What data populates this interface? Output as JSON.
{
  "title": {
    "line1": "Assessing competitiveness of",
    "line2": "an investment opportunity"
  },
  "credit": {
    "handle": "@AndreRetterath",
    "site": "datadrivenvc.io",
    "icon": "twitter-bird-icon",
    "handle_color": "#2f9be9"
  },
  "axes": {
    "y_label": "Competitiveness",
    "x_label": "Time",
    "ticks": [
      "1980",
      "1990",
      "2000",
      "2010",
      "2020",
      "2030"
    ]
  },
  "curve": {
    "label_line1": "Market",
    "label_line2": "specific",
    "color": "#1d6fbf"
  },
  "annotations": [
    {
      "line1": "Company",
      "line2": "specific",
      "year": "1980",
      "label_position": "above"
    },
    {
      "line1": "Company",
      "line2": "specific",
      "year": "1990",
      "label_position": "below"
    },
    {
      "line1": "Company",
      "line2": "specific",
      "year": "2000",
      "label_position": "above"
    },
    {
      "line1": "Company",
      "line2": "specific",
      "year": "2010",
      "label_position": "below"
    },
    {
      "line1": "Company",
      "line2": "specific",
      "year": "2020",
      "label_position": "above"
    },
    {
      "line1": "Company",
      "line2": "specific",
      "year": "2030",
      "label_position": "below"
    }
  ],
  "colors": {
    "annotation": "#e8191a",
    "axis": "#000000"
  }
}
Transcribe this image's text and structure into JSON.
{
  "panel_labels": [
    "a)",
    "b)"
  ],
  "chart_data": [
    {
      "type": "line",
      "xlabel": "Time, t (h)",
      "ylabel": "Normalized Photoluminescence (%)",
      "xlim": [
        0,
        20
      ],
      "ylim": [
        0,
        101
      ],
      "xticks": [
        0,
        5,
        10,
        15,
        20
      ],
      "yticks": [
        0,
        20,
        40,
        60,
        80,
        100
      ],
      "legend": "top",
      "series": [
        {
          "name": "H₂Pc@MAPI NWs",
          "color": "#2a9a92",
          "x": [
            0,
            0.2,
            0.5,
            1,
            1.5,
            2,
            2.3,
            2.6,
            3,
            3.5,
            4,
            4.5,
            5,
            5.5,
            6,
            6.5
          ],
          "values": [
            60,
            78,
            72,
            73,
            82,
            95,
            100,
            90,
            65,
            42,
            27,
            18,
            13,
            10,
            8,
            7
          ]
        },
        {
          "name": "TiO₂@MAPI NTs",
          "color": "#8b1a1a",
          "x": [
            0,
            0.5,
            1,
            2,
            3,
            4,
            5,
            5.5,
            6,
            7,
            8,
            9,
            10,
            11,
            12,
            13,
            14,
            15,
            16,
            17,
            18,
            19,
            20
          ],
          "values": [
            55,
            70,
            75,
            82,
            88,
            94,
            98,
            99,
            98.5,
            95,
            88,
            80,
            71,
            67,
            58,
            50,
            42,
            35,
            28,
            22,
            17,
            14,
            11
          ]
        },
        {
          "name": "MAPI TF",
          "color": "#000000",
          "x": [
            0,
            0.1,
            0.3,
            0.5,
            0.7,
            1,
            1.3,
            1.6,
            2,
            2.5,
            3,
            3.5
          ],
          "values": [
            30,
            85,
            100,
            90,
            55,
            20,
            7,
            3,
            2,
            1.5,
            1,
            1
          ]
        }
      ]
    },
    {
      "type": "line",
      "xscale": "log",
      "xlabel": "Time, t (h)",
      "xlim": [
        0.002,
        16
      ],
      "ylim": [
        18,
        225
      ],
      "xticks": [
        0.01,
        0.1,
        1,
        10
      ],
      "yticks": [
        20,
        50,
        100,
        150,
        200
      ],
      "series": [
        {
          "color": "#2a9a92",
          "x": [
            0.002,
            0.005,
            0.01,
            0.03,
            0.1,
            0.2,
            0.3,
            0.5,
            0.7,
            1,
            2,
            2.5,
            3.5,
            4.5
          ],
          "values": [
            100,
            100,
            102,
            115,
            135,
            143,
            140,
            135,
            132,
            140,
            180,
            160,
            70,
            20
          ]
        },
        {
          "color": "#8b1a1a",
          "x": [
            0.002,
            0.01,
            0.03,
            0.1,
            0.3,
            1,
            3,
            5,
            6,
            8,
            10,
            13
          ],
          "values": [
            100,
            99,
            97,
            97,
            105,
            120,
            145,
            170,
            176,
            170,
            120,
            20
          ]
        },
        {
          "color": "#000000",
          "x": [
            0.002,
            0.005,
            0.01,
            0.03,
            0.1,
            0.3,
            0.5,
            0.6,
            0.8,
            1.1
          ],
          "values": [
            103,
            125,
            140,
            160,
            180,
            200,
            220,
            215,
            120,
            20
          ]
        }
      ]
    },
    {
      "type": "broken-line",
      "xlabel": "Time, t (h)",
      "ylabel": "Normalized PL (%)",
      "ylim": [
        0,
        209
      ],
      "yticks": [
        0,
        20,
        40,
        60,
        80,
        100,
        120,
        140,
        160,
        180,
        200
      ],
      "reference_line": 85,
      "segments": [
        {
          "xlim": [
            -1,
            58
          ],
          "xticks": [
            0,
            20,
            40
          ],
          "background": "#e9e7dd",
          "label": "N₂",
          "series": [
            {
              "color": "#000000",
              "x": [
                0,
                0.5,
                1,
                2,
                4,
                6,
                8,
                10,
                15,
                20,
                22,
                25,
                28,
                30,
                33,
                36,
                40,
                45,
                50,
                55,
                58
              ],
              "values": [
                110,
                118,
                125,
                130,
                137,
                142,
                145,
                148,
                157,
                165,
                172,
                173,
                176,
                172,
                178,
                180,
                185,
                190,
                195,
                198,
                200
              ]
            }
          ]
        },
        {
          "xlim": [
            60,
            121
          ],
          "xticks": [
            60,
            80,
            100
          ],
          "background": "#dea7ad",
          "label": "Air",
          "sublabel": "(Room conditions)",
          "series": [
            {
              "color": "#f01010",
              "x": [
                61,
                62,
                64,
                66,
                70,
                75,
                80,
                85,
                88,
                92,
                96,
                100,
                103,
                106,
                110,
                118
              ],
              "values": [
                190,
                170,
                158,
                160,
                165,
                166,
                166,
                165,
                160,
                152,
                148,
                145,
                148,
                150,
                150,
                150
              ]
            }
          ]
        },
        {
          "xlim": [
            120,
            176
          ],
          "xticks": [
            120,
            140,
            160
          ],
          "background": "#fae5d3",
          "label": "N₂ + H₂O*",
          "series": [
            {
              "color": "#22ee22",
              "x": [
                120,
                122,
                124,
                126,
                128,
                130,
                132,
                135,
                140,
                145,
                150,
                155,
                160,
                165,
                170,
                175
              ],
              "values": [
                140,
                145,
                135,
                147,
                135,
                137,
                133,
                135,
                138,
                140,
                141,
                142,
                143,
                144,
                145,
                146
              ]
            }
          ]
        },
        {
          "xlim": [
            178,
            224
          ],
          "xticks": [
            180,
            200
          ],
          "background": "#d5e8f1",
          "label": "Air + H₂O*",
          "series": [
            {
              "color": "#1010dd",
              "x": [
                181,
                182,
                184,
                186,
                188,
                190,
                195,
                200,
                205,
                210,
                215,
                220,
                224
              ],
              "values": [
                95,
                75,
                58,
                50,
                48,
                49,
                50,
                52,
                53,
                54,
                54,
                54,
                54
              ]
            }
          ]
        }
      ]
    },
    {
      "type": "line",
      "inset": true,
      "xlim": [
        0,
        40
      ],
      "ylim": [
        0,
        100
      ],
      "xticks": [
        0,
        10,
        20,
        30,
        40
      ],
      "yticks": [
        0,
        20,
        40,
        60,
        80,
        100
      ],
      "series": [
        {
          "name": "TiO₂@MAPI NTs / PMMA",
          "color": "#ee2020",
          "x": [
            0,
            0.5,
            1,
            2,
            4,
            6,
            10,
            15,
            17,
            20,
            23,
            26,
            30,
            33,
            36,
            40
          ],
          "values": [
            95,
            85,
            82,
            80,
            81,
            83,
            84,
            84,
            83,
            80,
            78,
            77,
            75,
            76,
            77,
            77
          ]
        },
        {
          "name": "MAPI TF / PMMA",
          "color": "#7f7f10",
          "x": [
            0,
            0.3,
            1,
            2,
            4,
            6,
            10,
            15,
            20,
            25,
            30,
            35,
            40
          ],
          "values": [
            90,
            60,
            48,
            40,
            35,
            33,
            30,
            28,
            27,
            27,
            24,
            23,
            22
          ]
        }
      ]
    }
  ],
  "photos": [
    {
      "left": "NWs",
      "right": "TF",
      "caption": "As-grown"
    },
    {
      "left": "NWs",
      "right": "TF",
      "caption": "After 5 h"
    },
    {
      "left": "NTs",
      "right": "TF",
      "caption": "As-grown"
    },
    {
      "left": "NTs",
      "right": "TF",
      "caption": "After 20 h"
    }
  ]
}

OBJECTIVE.
Copy out each line of the material that holds the word "year".

TASK RESULT.
      "year": "1980",
      "year": "1990",
      "year": "2000",
      "year": "2010",
      "year": "2020",
      "year": "2030",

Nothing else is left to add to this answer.